■ REQUIREMENT:
Write out all of the entries that follow, word for word, but skip the pictures.

╭──

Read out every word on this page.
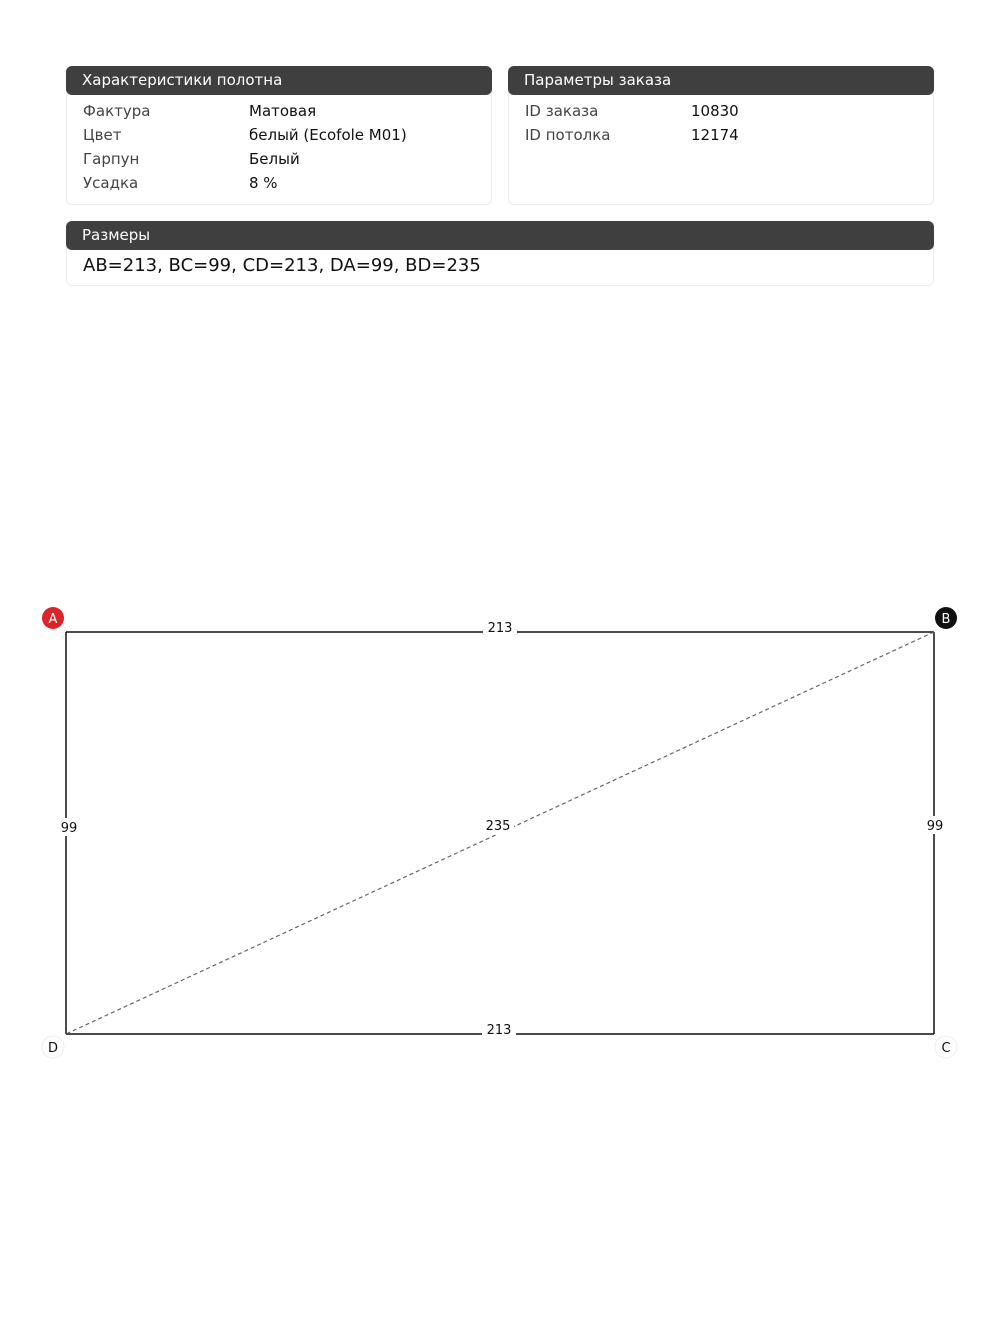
Характеристики полотна
Фактура	Матовая
Цвет	белый (Ecofole M01)
Гарпун	Белый
Усадка	8 %
Параметры заказа
ID заказа	10830
ID потолка	12174
Размеры
AB=213, BC=99, CD=213, DA=99, BD=235
213
99
213
99	235
A	B
C
D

╰──

■ EXERCISE SOLUTION:
Read out every word on this page.
Характеристики полотна
Фактура	Матовая
Цвет	белый (Ecofole M01)
Гарпун	Белый
Усадка	8 %
Параметры заказа
ID заказа	10830
ID потолка	12174
Размеры
AB=213, BC=99, CD=213, DA=99, BD=235
213
99
213
99	235
A	B
C
D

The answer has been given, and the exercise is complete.